begin DATASET ENTRIES

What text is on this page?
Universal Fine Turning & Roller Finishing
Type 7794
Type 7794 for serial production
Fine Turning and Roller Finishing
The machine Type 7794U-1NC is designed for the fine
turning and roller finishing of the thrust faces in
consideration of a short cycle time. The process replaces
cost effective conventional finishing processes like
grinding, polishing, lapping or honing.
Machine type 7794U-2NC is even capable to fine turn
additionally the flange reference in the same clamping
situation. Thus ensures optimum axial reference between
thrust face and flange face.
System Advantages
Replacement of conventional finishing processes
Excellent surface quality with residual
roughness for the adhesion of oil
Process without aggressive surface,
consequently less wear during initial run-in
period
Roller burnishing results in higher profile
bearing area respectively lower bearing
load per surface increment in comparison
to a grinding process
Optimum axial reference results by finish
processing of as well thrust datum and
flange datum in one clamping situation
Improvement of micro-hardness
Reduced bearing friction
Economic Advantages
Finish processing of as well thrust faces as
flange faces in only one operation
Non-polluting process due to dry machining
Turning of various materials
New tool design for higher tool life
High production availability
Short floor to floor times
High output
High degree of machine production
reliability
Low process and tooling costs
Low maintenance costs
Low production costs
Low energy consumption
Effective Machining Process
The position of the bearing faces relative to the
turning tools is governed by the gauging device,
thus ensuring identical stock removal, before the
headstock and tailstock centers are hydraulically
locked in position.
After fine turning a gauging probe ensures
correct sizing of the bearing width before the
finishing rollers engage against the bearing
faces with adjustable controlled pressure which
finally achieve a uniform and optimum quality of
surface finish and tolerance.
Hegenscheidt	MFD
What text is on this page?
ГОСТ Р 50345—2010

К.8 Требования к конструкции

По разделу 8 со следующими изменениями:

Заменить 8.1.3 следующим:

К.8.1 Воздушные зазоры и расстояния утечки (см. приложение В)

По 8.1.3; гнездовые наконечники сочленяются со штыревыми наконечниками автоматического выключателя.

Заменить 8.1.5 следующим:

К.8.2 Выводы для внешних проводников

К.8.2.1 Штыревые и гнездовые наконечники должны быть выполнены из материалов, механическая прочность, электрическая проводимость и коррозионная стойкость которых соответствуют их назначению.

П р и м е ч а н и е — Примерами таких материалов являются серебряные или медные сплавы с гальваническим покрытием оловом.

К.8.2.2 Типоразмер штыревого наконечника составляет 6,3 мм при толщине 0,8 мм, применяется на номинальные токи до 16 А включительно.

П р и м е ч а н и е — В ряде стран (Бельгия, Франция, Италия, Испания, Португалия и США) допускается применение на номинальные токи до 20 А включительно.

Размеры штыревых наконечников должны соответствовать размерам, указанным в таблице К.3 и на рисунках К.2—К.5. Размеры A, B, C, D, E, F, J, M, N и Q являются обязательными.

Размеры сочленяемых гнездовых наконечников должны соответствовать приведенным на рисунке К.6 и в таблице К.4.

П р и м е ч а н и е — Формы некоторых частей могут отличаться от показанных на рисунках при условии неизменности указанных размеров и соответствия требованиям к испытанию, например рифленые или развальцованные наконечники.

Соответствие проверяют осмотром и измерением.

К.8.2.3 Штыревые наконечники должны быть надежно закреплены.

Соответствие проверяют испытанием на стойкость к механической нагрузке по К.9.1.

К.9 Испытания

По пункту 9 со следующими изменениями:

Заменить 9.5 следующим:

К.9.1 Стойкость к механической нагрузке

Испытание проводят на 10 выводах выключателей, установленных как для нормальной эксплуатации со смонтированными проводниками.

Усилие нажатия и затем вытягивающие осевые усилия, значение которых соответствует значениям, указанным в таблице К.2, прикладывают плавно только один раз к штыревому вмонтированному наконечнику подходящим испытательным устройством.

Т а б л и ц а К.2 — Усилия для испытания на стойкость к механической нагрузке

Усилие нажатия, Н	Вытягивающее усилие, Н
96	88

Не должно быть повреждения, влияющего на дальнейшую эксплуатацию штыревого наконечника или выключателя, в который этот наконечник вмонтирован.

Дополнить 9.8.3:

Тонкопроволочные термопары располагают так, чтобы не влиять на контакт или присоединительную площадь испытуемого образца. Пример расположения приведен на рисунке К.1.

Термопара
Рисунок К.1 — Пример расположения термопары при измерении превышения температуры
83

end DATASET ENTRIES

_PROMPT:_
All the entries above need to be reproduced exactly.

_OUTPUT OF THE TASK:_
What text is on this page?
Universal Fine Turning & Roller Finishing
Type 7794
Type 7794 for serial production
Fine Turning and Roller Finishing
The machine Type 7794U-1NC is designed for the fine
turning and roller finishing of the thrust faces in
consideration of a short cycle time. The process replaces
cost effective conventional finishing processes like
grinding, polishing, lapping or honing.
Machine type 7794U-2NC is even capable to fine turn
additionally the flange reference in the same clamping
situation. Thus ensures optimum axial reference between
thrust face and flange face.
System Advantages
Replacement of conventional finishing processes
Excellent surface quality with residual
roughness for the adhesion of oil
Process without aggressive surface,
consequently less wear during initial run-in
period
Roller burnishing results in higher profile
bearing area respectively lower bearing
load per surface increment in comparison
to a grinding process
Optimum axial reference results by finish
processing of as well thrust datum and
flange datum in one clamping situation
Improvement of micro-hardness
Reduced bearing friction
Economic Advantages
Finish processing of as well thrust faces as
flange faces in only one operation
Non-polluting process due to dry machining
Turning of various materials
New tool design for higher tool life
High production availability
Short floor to floor times
High output
High degree of machine production
reliability
Low process and tooling costs
Low maintenance costs
Low production costs
Low energy consumption
Effective Machining Process
The position of the bearing faces relative to the
turning tools is governed by the gauging device,
thus ensuring identical stock removal, before the
headstock and tailstock centers are hydraulically
locked in position.
After fine turning a gauging probe ensures
correct sizing of the bearing width before the
finishing rollers engage against the bearing
faces with adjustable controlled pressure which
finally achieve a uniform and optimum quality of
surface finish and tolerance.
Hegenscheidt	MFD
What text is on this page?
ГОСТ Р 50345—2010

К.8 Требования к конструкции

По разделу 8 со следующими изменениями:

Заменить 8.1.3 следующим:

К.8.1 Воздушные зазоры и расстояния утечки (см. приложение В)

По 8.1.3; гнездовые наконечники сочленяются со штыревыми наконечниками автоматического выключателя.

Заменить 8.1.5 следующим:

К.8.2 Выводы для внешних проводников

К.8.2.1 Штыревые и гнездовые наконечники должны быть выполнены из материалов, механическая прочность, электрическая проводимость и коррозионная стойкость которых соответствуют их назначению.

П р и м е ч а н и е — Примерами таких материалов являются серебряные или медные сплавы с гальваническим покрытием оловом.

К.8.2.2 Типоразмер штыревого наконечника составляет 6,3 мм при толщине 0,8 мм, применяется на номинальные токи до 16 А включительно.

П р и м е ч а н и е — В ряде стран (Бельгия, Франция, Италия, Испания, Португалия и США) допускается применение на номинальные токи до 20 А включительно.

Размеры штыревых наконечников должны соответствовать размерам, указанным в таблице К.3 и на рисунках К.2—К.5. Размеры A, B, C, D, E, F, J, M, N и Q являются обязательными.

Размеры сочленяемых гнездовых наконечников должны соответствовать приведенным на рисунке К.6 и в таблице К.4.

П р и м е ч а н и е — Формы некоторых частей могут отличаться от показанных на рисунках при условии неизменности указанных размеров и соответствия требованиям к испытанию, например рифленые или развальцованные наконечники.

Соответствие проверяют осмотром и измерением.

К.8.2.3 Штыревые наконечники должны быть надежно закреплены.

Соответствие проверяют испытанием на стойкость к механической нагрузке по К.9.1.

К.9 Испытания

По пункту 9 со следующими изменениями:

Заменить 9.5 следующим:

К.9.1 Стойкость к механической нагрузке

Испытание проводят на 10 выводах выключателей, установленных как для нормальной эксплуатации со смонтированными проводниками.

Усилие нажатия и затем вытягивающие осевые усилия, значение которых соответствует значениям, указанным в таблице К.2, прикладывают плавно только один раз к штыревому вмонтированному наконечнику подходящим испытательным устройством.

Т а б л и ц а К.2 — Усилия для испытания на стойкость к механической нагрузке

Усилие нажатия, Н	Вытягивающее усилие, Н
96	88

Не должно быть повреждения, влияющего на дальнейшую эксплуатацию штыревого наконечника или выключателя, в который этот наконечник вмонтирован.

Дополнить 9.8.3:

Тонкопроволочные термопары располагают так, чтобы не влиять на контакт или присоединительную площадь испытуемого образца. Пример расположения приведен на рисунке К.1.

Термопара
Рисунок К.1 — Пример расположения термопары при измерении превышения температуры
83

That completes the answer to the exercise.